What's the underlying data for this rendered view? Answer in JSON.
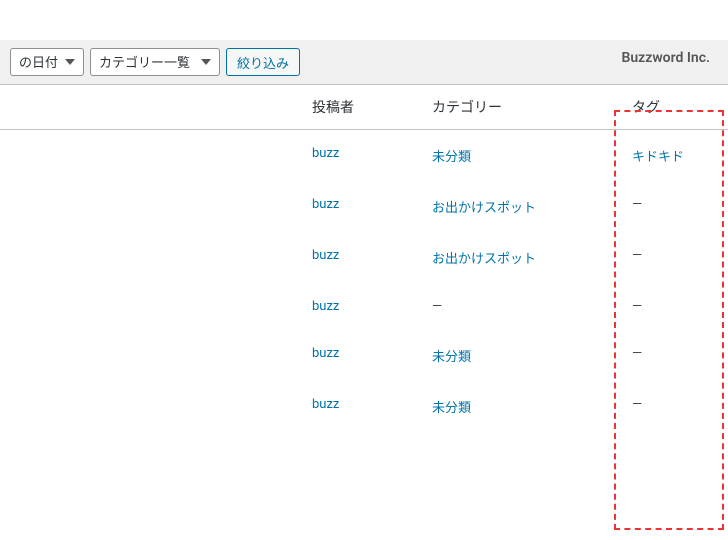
{
  "brand": "Buzzword Inc.",
  "filters": {
    "date_label": "の日付",
    "category_label": "カテゴリー一覧",
    "submit_label": "絞り込み"
  },
  "headers": {
    "author": "投稿者",
    "category": "カテゴリー",
    "tag": "タグ"
  },
  "rows": [
    {
      "author": "buzz",
      "category": "未分類",
      "tag": "キドキド",
      "tag_is_link": true
    },
    {
      "author": "buzz",
      "category": "お出かけスポット",
      "tag": "—",
      "tag_is_link": false
    },
    {
      "author": "buzz",
      "category": "お出かけスポット",
      "tag": "—",
      "tag_is_link": false
    },
    {
      "author": "buzz",
      "category": "—",
      "cat_is_link": false,
      "tag": "—",
      "tag_is_link": false
    },
    {
      "author": "buzz",
      "category": "未分類",
      "tag": "—",
      "tag_is_link": false
    },
    {
      "author": "buzz",
      "category": "未分類",
      "tag": "—",
      "tag_is_link": false
    }
  ]
}
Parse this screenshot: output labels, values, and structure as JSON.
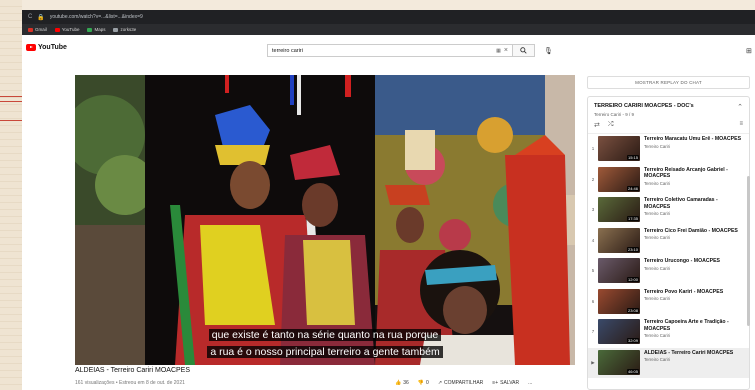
{
  "browser": {
    "url": "youtube.com/watch?v=...&list=...&index=9",
    "bookmarks": [
      {
        "label": "Gmail",
        "color": "#d93025"
      },
      {
        "label": "YouTube",
        "color": "#ff0000"
      },
      {
        "label": "Maps",
        "color": "#34a853"
      },
      {
        "label": "zorks3e",
        "color": "#9aa0a6"
      }
    ]
  },
  "header": {
    "logo_text": "YouTube",
    "search_query": "terreiro cariri"
  },
  "video": {
    "subtitle_line1": "que existe é tanto na série quanto na rua porque",
    "subtitle_line2": "a rua é o nosso principal terreiro a gente também",
    "title": "ALDEIAS - Terreiro Cariri MOACPES",
    "meta": "161 visualizações • Estreou em 8 de out. de 2021",
    "likes": "36",
    "dislikes": "0",
    "share_label": "COMPARTILHAR",
    "save_label": "SALVAR",
    "more_label": "..."
  },
  "chat_button": "MOSTRAR REPLAY DO CHAT",
  "playlist": {
    "title": "TERREIRO CARIRI MOACPES - DOC's",
    "subtitle": "Terreiro Cariri - 9 / 9",
    "items": [
      {
        "index": "1",
        "title": "Terreiro Maracatu Umu Erê - MOACPES",
        "channel": "Terreiro Cariri",
        "duration": "15:15",
        "color": "#7a5040"
      },
      {
        "index": "2",
        "title": "Terreiro Reisado Arcanjo Gabriel - MOACPES",
        "channel": "Terreiro Cariri",
        "duration": "24:46",
        "color": "#a05a3a"
      },
      {
        "index": "3",
        "title": "Terreiro Coletivo Camaradas - MOACPES",
        "channel": "Terreiro Cariri",
        "duration": "17:35",
        "color": "#5a6a3a"
      },
      {
        "index": "4",
        "title": "Terreiro Cico Frei Damião - MOACPES",
        "channel": "Terreiro Cariri",
        "duration": "23:10",
        "color": "#8a7050"
      },
      {
        "index": "5",
        "title": "Terreiro Urucongo - MOACPES",
        "channel": "Terreiro Cariri",
        "duration": "12:00",
        "color": "#6a5a6a"
      },
      {
        "index": "6",
        "title": "Terreiro Povo Kariri - MOACPES",
        "channel": "Terreiro Cariri",
        "duration": "23:08",
        "color": "#9a4a30"
      },
      {
        "index": "7",
        "title": "Terreiro Capoeira Arte e Tradição - MOACPES",
        "channel": "Terreiro Cariri",
        "duration": "32:09",
        "color": "#3a4a6a"
      },
      {
        "index": "▶",
        "title": "ALDEIAS - Terreiro Cariri MOACPES",
        "channel": "Terreiro Cariri",
        "duration": "46:05",
        "color": "#4a6a3a",
        "active": true
      }
    ]
  }
}
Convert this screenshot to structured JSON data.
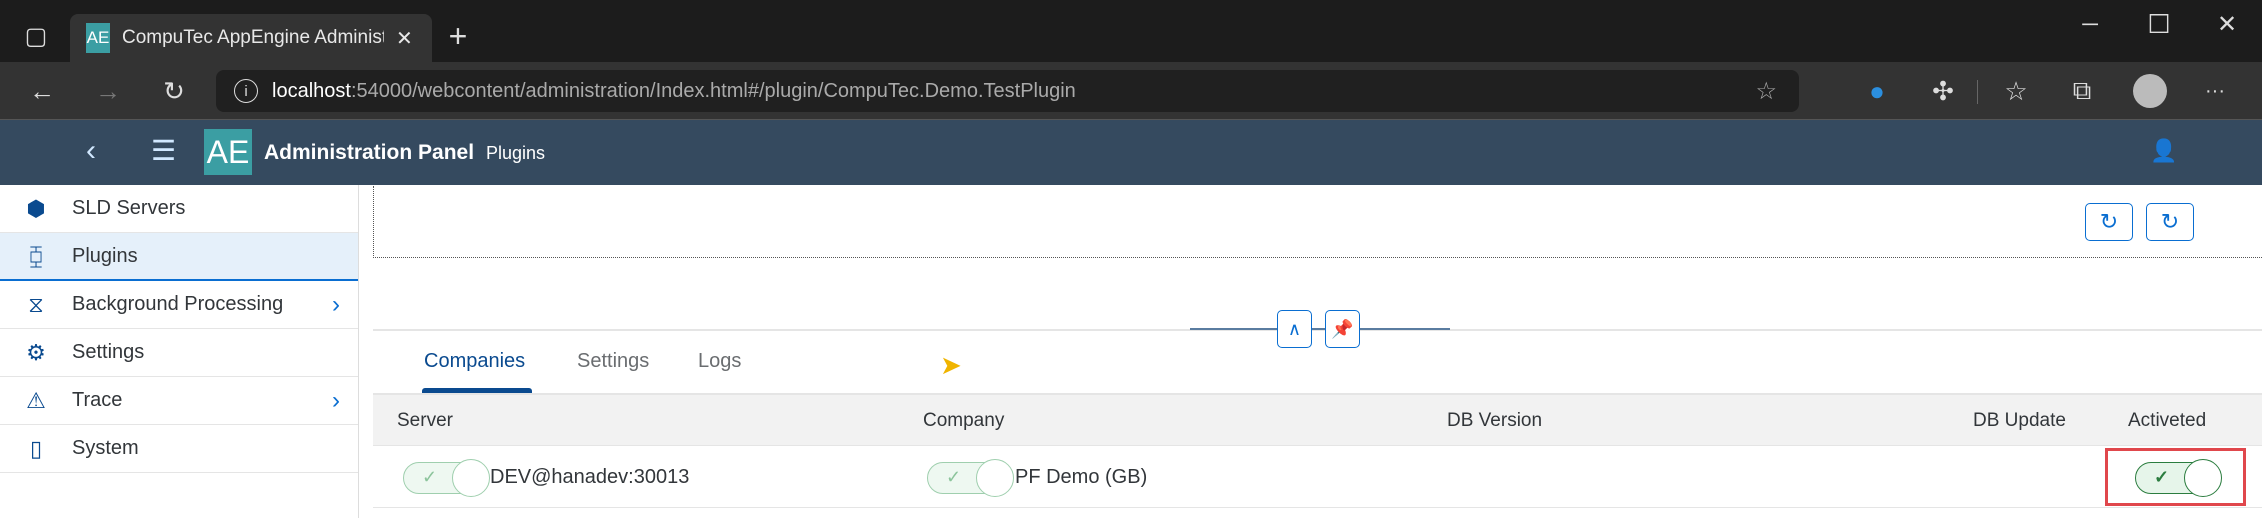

========================================================================

REQUIREMENT ::
Return the full material word for word. Do not include the pictures.

RESULT FOR THIS EXERCISE ::
What's the underlying data for this rendered view? Answer in JSON.
{
  "brand": "Buzzword Inc.",
  "filters": {
    "date_label": "の日付",
    "category_label": "カテゴリー一覧",
    "submit_label": "絞り込み"
  },
  "headers": {
    "author": "投稿者",
    "category": "カテゴリー",
    "tag": "タグ"
  },
  "rows": [
    {
      "author": "buzz",
      "category": "未分類",
      "tag": "キドキド",
      "tag_is_link": true
    },
    {
      "author": "buzz",
      "category": "お出かけスポット",
      "tag": "—",
      "tag_is_link": false
    },
    {
      "author": "buzz",
      "category": "お出かけスポット",
      "tag": "—",
      "tag_is_link": false
    },
    {
      "author": "buzz",
      "category": "—",
      "cat_is_link": false,
      "tag": "—",
      "tag_is_link": false
    },
    {
      "author": "buzz",
      "category": "未分類",
      "tag": "—",
      "tag_is_link": false
    },
    {
      "author": "buzz",
      "category": "未分類",
      "tag": "—",
      "tag_is_link": false
    }
  ]
}
Parse this screenshot: output labels, values, and structure as JSON.
{
  "browser": {
    "url": "youtube.com/watch?v=...&list=...&index=9",
    "bookmarks": [
      {
        "label": "Gmail",
        "color": "#d93025"
      },
      {
        "label": "YouTube",
        "color": "#ff0000"
      },
      {
        "label": "Maps",
        "color": "#34a853"
      },
      {
        "label": "zorks3e",
        "color": "#9aa0a6"
      }
    ]
  },
  "header": {
    "logo_text": "YouTube",
    "search_query": "terreiro cariri"
  },
  "video": {
    "subtitle_line1": "que existe é tanto na série quanto na rua porque",
    "subtitle_line2": "a rua é o nosso principal terreiro a gente também",
    "title": "ALDEIAS - Terreiro Cariri MOACPES",
    "meta": "161 visualizações • Estreou em 8 de out. de 2021",
    "likes": "36",
    "dislikes": "0",
    "share_label": "COMPARTILHAR",
    "save_label": "SALVAR",
    "more_label": "..."
  },
  "chat_button": "MOSTRAR REPLAY DO CHAT",
  "playlist": {
    "title": "TERREIRO CARIRI MOACPES - DOC's",
    "subtitle": "Terreiro Cariri - 9 / 9",
    "items": [
      {
        "index": "1",
        "title": "Terreiro Maracatu Umu Erê - MOACPES",
        "channel": "Terreiro Cariri",
        "duration": "15:15",
        "color": "#7a5040"
      },
      {
        "index": "2",
        "title": "Terreiro Reisado Arcanjo Gabriel - MOACPES",
        "channel": "Terreiro Cariri",
        "duration": "24:46",
        "color": "#a05a3a"
      },
      {
        "index": "3",
        "title": "Terreiro Coletivo Camaradas - MOACPES",
        "channel": "Terreiro Cariri",
        "duration": "17:35",
        "color": "#5a6a3a"
      },
      {
        "index": "4",
        "title": "Terreiro Cico Frei Damião - MOACPES",
        "channel": "Terreiro Cariri",
        "duration": "23:10",
        "color": "#8a7050"
      },
      {
        "index": "5",
        "title": "Terreiro Urucongo - MOACPES",
        "channel": "Terreiro Cariri",
        "duration": "12:00",
        "color": "#6a5a6a"
      },
      {
        "index": "6",
        "title": "Terreiro Povo Kariri - MOACPES",
        "channel": "Terreiro Cariri",
        "duration": "23:08",
        "color": "#9a4a30"
      },
      {
        "index": "7",
        "title": "Terreiro Capoeira Arte e Tradição - MOACPES",
        "channel": "Terreiro Cariri",
        "duration": "32:09",
        "color": "#3a4a6a"
      },
      {
        "index": "▶",
        "title": "ALDEIAS - Terreiro Cariri MOACPES",
        "channel": "Terreiro Cariri",
        "duration": "46:05",
        "color": "#4a6a3a",
        "active": true
      }
    ]
  }
}
Convert this screenshot to structured JSON data.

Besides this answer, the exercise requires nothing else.